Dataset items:
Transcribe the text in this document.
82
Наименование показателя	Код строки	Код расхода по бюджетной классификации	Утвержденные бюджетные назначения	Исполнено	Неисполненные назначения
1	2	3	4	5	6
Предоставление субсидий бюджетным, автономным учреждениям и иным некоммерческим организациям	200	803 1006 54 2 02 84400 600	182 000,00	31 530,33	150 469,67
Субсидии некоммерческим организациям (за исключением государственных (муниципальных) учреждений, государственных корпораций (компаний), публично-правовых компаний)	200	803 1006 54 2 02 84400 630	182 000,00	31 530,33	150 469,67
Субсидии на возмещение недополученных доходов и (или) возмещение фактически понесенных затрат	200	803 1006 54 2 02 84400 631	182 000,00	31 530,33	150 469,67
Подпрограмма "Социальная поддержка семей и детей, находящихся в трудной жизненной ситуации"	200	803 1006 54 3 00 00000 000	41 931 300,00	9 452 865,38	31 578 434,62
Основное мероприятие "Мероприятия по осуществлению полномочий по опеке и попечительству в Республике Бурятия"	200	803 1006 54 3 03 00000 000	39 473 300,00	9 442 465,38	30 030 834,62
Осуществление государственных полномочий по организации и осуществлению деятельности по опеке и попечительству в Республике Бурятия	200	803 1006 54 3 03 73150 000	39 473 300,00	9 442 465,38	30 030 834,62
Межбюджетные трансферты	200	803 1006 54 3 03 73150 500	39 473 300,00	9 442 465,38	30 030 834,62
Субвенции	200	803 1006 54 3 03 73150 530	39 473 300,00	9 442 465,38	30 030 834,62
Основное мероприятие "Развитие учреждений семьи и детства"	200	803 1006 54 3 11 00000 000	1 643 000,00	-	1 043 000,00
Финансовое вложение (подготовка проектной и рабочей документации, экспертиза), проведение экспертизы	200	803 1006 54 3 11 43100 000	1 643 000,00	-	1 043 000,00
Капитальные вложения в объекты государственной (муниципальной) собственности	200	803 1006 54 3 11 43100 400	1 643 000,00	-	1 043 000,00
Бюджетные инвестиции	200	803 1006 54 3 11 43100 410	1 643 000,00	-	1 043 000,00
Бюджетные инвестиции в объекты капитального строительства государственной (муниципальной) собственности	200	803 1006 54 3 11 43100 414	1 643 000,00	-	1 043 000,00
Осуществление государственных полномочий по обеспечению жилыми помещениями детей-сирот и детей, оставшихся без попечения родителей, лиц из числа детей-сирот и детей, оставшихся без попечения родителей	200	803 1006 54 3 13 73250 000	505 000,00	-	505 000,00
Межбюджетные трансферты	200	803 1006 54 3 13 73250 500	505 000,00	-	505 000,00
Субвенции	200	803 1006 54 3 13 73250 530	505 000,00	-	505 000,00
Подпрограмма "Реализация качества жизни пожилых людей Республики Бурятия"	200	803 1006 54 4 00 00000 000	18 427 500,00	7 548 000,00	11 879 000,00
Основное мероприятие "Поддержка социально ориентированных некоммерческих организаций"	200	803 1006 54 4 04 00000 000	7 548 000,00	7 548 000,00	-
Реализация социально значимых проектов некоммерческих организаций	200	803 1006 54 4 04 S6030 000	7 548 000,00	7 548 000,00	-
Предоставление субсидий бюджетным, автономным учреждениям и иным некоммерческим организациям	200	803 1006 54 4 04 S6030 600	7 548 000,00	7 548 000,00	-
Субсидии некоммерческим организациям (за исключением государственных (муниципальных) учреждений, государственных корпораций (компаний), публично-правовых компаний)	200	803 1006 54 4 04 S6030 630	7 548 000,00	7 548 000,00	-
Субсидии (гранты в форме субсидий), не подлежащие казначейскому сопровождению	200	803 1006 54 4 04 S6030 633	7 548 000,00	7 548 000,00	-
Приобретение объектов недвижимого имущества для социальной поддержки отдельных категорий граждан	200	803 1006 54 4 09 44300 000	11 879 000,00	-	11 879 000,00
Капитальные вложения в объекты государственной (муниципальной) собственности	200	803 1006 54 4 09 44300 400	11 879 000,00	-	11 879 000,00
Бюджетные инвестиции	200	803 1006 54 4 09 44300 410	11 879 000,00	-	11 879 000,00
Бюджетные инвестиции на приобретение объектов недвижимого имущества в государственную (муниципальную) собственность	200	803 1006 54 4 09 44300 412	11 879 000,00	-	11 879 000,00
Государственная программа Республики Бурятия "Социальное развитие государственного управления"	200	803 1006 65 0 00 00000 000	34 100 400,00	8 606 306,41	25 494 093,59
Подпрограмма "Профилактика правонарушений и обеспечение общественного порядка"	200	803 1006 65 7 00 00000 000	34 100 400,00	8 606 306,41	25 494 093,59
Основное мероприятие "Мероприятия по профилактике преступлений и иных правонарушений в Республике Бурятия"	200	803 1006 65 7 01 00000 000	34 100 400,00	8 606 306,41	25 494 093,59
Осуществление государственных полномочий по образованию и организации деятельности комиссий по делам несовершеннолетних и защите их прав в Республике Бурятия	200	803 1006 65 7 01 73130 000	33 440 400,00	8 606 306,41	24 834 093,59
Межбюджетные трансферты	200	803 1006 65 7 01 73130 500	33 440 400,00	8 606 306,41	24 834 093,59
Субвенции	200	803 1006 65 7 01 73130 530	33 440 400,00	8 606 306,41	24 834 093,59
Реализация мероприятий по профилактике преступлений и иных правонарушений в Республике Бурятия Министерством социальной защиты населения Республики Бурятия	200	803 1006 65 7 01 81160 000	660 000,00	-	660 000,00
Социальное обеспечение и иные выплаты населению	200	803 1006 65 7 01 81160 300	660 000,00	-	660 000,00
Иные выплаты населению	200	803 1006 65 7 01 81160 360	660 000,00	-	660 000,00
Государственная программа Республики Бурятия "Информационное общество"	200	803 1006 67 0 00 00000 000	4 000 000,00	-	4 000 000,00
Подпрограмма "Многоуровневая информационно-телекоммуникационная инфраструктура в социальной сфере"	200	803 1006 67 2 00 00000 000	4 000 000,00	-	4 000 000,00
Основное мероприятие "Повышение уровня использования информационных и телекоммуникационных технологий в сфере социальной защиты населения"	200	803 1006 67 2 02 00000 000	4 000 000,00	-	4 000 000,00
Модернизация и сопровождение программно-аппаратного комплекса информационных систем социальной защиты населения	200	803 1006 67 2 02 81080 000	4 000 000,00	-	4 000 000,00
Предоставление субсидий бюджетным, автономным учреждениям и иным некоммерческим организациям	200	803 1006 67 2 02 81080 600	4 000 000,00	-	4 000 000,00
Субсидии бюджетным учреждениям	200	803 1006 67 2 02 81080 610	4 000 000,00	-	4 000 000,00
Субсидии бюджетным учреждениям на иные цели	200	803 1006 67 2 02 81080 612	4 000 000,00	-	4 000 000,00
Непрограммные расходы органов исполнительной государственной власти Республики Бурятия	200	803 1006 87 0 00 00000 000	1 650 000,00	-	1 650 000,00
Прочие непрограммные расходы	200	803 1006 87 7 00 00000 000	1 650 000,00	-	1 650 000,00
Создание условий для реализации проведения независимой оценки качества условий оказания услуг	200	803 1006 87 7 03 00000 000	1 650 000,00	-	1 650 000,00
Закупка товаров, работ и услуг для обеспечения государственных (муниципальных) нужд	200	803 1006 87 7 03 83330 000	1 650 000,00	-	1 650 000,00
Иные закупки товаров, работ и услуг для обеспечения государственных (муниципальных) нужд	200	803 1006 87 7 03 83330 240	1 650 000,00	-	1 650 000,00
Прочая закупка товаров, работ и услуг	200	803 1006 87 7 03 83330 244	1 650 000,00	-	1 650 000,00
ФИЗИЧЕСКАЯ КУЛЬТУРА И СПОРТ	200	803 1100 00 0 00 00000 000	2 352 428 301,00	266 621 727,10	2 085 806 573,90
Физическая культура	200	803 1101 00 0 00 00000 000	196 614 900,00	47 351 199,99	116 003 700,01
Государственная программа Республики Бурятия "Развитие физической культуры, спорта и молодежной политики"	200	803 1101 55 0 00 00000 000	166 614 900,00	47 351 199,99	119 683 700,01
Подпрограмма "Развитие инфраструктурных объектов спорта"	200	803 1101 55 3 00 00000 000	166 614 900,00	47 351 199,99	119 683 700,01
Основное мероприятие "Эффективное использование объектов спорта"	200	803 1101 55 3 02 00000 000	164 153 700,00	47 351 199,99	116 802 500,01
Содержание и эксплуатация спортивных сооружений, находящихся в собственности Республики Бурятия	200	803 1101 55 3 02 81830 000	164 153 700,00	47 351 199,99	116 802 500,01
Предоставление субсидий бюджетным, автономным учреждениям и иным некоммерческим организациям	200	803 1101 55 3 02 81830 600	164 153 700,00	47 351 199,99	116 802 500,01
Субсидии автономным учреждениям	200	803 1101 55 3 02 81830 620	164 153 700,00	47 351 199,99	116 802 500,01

# [What the task requires]
Scan the material above and determine how many lines include the word "качества"; report only the number.

# [Expected answer]
2